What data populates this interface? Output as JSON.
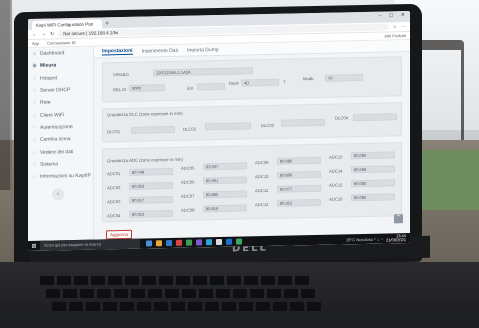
{
  "browser": {
    "tab_title": "Kwpi WiFi Configuration Pan",
    "new_tab": "+",
    "window_controls": "– ▢ ✕",
    "url": "Not secure | 192.168.4.1/fw",
    "bookmarks": [
      "App",
      "Connessione ID"
    ],
    "bookmarks_right": "Altri Preferiti"
  },
  "sidebar": {
    "items": [
      {
        "label": "Dashboard",
        "icon": "⌂"
      },
      {
        "label": "Misura",
        "icon": "◉",
        "active": true
      },
      {
        "label": "Hotspot",
        "icon": "◌"
      },
      {
        "label": "Server DHCP",
        "icon": "◌"
      },
      {
        "label": "Rete",
        "icon": "◌"
      },
      {
        "label": "Client WiFi",
        "icon": "◌"
      },
      {
        "label": "Autenticazione",
        "icon": "◌"
      },
      {
        "label": "Cambia icona",
        "icon": "◌"
      },
      {
        "label": "Vedere dei dati",
        "icon": "◌"
      },
      {
        "label": "Sistema",
        "icon": "◌"
      },
      {
        "label": "Informazioni su KwpiIP",
        "icon": "◌"
      }
    ],
    "collapse": "‹"
  },
  "content": {
    "tabs": [
      {
        "label": "Impostazioni",
        "active": true
      },
      {
        "label": "Inserimento Dati"
      },
      {
        "label": "Importa Dump"
      }
    ],
    "section1": {
      "fields": [
        {
          "label": "VIRABO",
          "value": "ZDS1234/A 1:1A2A"
        },
        {
          "label": "REL ID",
          "value": "9000"
        },
        {
          "label": "Ent",
          "value": ""
        },
        {
          "label": "Depli",
          "value": "4D"
        },
        {
          "label": "T",
          "value": ""
        },
        {
          "label": "Modb",
          "value": "70"
        }
      ]
    },
    "section2": {
      "title": "Grandezza DLC (zone espresse in mm)",
      "fields": [
        {
          "label": "DLC01",
          "value": ""
        },
        {
          "label": "DLC02",
          "value": ""
        },
        {
          "label": "DLC03",
          "value": ""
        },
        {
          "label": "DLC04",
          "value": ""
        }
      ]
    },
    "section3": {
      "title": "Grandezza ADC (zone espresse in mm)",
      "rows": [
        [
          {
            "label": "ADC01",
            "value": "80.748"
          },
          {
            "label": "ADC05",
            "value": "83.397"
          },
          {
            "label": "ADC09",
            "value": "80.080"
          },
          {
            "label": "ADC13",
            "value": "80.080"
          }
        ],
        [
          {
            "label": "ADC02",
            "value": "80.953"
          },
          {
            "label": "ADC06",
            "value": "80.991"
          },
          {
            "label": "ADC10",
            "value": "80.896"
          },
          {
            "label": "ADC14",
            "value": "80.596"
          }
        ],
        [
          {
            "label": "ADC03",
            "value": "80.817"
          },
          {
            "label": "ADC07",
            "value": "80.885"
          },
          {
            "label": "ADC11",
            "value": "80.077"
          },
          {
            "label": "ADC15",
            "value": "80.080"
          }
        ],
        [
          {
            "label": "ADC04",
            "value": "80.313"
          },
          {
            "label": "ADC08",
            "value": "80.819"
          },
          {
            "label": "ADC12",
            "value": "80.312"
          },
          {
            "label": "ADC16",
            "value": "80.080"
          }
        ]
      ]
    },
    "submit": "Aggiorna",
    "scroll_top": "⌃"
  },
  "taskbar": {
    "start": "⊞",
    "search": "Scrivi qui per eseguire la ricerca",
    "icons": [
      "#4a90d9",
      "#e8a73d",
      "#2f7bd1",
      "#d9453d",
      "#3f9d53",
      "#7a5cd1",
      "#2aa7d8",
      "#d9d9d9",
      "#1f6fd1",
      "#39a85c"
    ],
    "tray": "28°C Nuvoloso ^ ⌂ ◔",
    "time": "13:44",
    "date": "21/09/2021"
  },
  "brand": "DELL"
}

★ ★ ★ ★ ★ ★ ★

Copy all lines from the listing that contain "espresse".

▶ _Task result_:
      "title": "Grandezza DLC (zone espresse in mm)",
      "title": "Grandezza ADC (zone espresse in mm)",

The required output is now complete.